Give the entries again exactly, every one of them.

— START Records supplied —

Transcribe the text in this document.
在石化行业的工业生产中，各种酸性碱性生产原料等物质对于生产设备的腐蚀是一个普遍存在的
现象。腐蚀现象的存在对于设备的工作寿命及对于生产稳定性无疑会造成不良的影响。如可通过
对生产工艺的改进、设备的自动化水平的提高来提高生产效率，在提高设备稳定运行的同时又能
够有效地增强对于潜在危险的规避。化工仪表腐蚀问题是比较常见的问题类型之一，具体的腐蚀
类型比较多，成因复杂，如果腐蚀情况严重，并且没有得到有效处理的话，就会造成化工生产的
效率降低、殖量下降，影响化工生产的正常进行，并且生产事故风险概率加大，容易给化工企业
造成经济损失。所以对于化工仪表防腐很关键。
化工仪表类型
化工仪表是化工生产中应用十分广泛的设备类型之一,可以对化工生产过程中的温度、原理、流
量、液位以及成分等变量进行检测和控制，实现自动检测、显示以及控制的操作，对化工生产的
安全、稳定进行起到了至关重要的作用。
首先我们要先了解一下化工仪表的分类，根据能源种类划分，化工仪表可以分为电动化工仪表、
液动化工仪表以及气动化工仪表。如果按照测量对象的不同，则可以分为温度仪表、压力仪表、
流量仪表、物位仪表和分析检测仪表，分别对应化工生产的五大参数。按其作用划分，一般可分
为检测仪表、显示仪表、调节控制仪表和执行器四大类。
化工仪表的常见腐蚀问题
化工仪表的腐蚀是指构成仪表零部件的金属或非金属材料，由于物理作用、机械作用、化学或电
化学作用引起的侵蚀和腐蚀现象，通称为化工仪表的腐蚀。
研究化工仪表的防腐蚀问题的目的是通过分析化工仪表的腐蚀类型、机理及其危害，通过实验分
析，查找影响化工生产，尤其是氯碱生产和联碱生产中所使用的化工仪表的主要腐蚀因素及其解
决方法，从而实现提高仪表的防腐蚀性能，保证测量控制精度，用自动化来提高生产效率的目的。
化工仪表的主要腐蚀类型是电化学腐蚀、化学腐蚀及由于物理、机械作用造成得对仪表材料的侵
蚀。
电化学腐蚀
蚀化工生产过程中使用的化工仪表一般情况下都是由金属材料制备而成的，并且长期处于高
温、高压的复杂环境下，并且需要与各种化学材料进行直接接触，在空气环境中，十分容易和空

— END Records supplied —

= Exercise answer =
Transcribe the text in this document.
在石化行业的工业生产中，各种酸性碱性生产原料等物质对于生产设备的腐蚀是一个普遍存在的
现象。腐蚀现象的存在对于设备的工作寿命及对于生产稳定性无疑会造成不良的影响。如可通过
对生产工艺的改进、设备的自动化水平的提高来提高生产效率，在提高设备稳定运行的同时又能
够有效地增强对于潜在危险的规避。化工仪表腐蚀问题是比较常见的问题类型之一，具体的腐蚀
类型比较多，成因复杂，如果腐蚀情况严重，并且没有得到有效处理的话，就会造成化工生产的
效率降低、殖量下降，影响化工生产的正常进行，并且生产事故风险概率加大，容易给化工企业
造成经济损失。所以对于化工仪表防腐很关键。
化工仪表类型
化工仪表是化工生产中应用十分广泛的设备类型之一,可以对化工生产过程中的温度、原理、流
量、液位以及成分等变量进行检测和控制，实现自动检测、显示以及控制的操作，对化工生产的
安全、稳定进行起到了至关重要的作用。
首先我们要先了解一下化工仪表的分类，根据能源种类划分，化工仪表可以分为电动化工仪表、
液动化工仪表以及气动化工仪表。如果按照测量对象的不同，则可以分为温度仪表、压力仪表、
流量仪表、物位仪表和分析检测仪表，分别对应化工生产的五大参数。按其作用划分，一般可分
为检测仪表、显示仪表、调节控制仪表和执行器四大类。
化工仪表的常见腐蚀问题
化工仪表的腐蚀是指构成仪表零部件的金属或非金属材料，由于物理作用、机械作用、化学或电
化学作用引起的侵蚀和腐蚀现象，通称为化工仪表的腐蚀。
研究化工仪表的防腐蚀问题的目的是通过分析化工仪表的腐蚀类型、机理及其危害，通过实验分
析，查找影响化工生产，尤其是氯碱生产和联碱生产中所使用的化工仪表的主要腐蚀因素及其解
决方法，从而实现提高仪表的防腐蚀性能，保证测量控制精度，用自动化来提高生产效率的目的。
化工仪表的主要腐蚀类型是电化学腐蚀、化学腐蚀及由于物理、机械作用造成得对仪表材料的侵
蚀。
电化学腐蚀
蚀化工生产过程中使用的化工仪表一般情况下都是由金属材料制备而成的，并且长期处于高
温、高压的复杂环境下，并且需要与各种化学材料进行直接接触，在空气环境中，十分容易和空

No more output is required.